Work to complete — Count how many lines contain "sein" and reply with that number only.

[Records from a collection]
_ _ _

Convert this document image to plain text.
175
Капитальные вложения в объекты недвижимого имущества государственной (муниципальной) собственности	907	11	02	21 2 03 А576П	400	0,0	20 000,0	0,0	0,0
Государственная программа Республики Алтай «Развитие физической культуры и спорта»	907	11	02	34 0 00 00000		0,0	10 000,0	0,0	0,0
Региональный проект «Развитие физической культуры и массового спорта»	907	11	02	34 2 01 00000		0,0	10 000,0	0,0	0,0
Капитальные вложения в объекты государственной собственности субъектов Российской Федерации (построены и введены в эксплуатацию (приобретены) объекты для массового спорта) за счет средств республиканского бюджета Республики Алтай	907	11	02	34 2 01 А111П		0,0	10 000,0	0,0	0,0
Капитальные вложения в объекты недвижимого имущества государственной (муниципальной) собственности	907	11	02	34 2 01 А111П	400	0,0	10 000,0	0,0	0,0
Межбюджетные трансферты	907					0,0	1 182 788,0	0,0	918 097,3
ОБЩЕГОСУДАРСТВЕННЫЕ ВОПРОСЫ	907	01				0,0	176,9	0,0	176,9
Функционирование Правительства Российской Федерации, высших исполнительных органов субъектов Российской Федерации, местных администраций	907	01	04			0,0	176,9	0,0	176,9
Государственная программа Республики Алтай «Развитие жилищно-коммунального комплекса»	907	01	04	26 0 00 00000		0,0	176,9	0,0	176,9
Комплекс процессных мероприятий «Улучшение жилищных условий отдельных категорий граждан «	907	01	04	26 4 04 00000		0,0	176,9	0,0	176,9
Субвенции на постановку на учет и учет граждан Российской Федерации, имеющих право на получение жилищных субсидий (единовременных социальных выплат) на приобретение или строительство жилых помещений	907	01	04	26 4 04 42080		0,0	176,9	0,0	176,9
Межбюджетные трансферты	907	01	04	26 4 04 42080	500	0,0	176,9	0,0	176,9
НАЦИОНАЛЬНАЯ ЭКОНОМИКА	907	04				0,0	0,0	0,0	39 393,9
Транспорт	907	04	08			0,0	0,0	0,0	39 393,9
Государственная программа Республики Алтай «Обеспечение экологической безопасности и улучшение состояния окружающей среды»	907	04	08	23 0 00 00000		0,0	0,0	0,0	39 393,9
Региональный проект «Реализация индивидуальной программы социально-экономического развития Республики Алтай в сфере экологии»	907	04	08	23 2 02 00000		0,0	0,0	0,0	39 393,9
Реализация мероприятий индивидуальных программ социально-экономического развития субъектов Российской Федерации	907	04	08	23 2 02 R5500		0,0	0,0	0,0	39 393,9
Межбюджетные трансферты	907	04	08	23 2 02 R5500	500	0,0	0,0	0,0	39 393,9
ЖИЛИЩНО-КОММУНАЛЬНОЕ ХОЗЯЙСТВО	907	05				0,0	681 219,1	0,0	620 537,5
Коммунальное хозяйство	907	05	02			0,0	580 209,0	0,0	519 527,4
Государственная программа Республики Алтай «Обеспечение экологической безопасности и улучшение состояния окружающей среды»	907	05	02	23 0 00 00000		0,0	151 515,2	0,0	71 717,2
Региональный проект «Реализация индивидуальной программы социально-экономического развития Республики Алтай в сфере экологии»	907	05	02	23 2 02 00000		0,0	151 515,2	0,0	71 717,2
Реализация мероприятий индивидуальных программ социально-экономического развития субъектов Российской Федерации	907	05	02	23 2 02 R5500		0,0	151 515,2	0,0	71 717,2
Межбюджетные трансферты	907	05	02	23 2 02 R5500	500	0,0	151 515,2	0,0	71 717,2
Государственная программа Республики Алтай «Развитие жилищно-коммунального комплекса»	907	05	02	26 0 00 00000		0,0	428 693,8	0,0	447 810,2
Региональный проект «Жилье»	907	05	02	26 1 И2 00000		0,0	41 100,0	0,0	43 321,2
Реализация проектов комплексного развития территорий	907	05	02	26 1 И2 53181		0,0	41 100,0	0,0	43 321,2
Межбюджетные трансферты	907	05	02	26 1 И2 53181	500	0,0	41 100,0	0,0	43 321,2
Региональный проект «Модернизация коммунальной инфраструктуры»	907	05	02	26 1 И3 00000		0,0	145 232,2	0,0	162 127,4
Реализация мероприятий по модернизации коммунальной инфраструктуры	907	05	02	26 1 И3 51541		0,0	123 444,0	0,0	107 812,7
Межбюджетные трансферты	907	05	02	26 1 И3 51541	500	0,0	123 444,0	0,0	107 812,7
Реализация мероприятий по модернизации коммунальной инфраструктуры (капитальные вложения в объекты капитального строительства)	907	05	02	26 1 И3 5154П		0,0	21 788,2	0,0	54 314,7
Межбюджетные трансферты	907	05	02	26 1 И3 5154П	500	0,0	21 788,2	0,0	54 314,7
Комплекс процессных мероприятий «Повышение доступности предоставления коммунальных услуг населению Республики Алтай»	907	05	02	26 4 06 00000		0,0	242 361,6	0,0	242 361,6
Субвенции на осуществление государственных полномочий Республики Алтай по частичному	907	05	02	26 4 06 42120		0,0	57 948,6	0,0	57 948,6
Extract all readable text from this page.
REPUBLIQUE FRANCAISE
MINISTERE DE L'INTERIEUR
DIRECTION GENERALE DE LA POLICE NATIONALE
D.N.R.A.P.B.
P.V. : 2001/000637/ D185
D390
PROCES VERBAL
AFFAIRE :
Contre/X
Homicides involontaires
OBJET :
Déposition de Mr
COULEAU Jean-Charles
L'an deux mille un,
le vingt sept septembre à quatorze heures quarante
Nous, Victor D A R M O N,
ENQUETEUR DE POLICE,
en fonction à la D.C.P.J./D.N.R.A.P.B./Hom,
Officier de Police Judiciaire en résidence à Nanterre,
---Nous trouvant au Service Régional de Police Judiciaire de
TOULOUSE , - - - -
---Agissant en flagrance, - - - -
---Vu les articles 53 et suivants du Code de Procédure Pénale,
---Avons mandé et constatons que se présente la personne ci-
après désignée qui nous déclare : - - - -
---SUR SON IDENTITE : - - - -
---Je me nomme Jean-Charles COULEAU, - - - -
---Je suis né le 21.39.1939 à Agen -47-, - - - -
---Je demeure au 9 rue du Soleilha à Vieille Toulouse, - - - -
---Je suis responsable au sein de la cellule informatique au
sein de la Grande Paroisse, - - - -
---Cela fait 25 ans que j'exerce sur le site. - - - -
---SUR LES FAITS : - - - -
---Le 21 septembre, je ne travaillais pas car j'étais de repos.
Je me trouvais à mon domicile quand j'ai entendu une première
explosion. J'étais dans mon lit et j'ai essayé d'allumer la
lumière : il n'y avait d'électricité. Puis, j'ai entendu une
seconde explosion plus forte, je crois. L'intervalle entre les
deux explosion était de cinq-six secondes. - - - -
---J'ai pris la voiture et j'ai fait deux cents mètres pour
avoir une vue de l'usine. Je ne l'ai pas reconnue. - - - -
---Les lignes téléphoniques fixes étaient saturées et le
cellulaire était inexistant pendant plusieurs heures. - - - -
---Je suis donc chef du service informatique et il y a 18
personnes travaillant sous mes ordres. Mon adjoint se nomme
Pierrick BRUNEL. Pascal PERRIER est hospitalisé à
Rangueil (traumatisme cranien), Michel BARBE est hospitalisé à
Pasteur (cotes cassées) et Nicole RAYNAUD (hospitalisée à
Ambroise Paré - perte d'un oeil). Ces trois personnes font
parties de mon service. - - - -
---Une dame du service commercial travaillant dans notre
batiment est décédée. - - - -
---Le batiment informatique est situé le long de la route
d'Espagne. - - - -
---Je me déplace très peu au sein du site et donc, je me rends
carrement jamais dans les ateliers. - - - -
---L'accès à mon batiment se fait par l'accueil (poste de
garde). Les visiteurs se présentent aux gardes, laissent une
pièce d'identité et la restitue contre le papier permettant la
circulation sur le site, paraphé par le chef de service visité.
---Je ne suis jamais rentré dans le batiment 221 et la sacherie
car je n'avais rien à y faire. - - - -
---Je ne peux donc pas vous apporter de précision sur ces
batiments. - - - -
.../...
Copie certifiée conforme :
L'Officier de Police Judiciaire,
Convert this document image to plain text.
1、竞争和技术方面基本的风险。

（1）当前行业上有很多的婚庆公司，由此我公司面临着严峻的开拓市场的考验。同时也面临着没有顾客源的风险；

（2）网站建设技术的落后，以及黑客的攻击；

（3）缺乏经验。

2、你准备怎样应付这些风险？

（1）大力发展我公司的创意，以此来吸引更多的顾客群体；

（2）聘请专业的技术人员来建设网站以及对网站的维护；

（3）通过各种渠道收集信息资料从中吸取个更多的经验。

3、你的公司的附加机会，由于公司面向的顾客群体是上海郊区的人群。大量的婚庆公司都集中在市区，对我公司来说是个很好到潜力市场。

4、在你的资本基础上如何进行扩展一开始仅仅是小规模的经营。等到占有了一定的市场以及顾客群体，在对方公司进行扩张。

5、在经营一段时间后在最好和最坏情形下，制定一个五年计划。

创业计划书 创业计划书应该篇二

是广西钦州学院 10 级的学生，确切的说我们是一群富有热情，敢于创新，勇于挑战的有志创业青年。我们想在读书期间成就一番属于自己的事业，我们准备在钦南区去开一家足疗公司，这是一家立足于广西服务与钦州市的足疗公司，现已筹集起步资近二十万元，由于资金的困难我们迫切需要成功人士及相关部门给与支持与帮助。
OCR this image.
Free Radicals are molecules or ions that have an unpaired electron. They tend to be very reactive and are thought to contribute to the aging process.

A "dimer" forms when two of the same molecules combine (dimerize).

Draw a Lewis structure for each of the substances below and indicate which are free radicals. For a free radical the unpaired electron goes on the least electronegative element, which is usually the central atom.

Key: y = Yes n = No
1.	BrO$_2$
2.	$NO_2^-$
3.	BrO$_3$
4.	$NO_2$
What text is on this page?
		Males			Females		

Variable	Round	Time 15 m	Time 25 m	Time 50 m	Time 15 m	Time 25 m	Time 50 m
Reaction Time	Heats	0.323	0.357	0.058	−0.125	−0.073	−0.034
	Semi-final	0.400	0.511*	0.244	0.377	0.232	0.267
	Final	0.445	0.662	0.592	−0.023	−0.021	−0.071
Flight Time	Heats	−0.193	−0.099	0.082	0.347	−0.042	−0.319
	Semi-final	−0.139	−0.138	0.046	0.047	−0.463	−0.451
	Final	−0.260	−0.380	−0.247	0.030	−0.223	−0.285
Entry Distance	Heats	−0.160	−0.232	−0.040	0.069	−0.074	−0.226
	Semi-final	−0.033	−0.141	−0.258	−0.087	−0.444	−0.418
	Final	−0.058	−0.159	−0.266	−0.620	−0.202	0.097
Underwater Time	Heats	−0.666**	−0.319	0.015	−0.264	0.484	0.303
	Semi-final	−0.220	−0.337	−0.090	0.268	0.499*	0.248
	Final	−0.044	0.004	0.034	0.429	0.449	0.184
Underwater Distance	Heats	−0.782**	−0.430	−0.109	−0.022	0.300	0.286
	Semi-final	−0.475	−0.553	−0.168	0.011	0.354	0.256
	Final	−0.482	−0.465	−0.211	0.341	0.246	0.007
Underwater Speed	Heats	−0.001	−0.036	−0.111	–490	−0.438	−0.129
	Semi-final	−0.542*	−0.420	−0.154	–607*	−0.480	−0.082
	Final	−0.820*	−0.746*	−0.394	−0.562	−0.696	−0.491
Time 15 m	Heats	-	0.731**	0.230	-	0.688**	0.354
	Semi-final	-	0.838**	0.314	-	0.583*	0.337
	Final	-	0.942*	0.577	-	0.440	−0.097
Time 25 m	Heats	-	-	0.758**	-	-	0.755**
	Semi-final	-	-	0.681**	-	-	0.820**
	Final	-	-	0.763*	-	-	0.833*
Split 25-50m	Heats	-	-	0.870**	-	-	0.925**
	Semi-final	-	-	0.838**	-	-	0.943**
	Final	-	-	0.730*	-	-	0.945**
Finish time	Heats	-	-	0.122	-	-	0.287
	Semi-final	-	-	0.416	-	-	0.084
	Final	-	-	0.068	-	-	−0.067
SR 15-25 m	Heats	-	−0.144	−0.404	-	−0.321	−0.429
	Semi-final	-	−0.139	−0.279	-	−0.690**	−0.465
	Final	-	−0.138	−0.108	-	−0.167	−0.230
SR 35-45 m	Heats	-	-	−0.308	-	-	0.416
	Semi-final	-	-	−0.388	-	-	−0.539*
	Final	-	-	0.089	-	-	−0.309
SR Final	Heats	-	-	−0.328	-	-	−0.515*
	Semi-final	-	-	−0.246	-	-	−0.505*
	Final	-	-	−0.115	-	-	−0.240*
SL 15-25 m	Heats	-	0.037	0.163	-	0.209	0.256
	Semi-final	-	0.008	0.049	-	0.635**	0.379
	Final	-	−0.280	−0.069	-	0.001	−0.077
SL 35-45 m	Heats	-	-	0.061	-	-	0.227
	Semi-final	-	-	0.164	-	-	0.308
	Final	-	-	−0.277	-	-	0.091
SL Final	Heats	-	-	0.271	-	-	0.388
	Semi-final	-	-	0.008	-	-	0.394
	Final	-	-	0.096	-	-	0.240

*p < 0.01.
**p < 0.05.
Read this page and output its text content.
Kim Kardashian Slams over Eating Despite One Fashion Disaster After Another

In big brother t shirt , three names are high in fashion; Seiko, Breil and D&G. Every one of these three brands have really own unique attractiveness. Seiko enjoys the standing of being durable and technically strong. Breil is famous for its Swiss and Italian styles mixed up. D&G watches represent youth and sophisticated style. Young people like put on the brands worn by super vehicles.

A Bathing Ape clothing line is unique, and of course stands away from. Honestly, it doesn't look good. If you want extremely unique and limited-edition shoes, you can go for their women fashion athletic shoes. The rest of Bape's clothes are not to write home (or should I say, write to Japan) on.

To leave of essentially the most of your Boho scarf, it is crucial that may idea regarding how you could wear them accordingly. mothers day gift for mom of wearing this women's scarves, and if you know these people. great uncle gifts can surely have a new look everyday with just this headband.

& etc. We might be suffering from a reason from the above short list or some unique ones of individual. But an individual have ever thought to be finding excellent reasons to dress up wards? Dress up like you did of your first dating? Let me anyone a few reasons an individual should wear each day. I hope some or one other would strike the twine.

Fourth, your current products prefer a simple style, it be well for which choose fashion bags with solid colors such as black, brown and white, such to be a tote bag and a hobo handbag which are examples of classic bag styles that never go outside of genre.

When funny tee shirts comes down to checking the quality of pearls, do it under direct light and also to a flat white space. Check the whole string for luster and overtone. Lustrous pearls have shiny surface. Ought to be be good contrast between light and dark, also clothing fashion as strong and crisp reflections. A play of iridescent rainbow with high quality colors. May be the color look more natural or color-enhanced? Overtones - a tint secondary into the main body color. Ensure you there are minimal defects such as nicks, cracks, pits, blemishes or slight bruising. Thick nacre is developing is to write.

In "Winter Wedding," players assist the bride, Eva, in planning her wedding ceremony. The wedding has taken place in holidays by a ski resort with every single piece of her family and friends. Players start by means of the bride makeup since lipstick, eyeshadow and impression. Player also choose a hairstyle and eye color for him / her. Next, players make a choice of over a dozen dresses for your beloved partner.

_ _ _

Output for this exercise — 3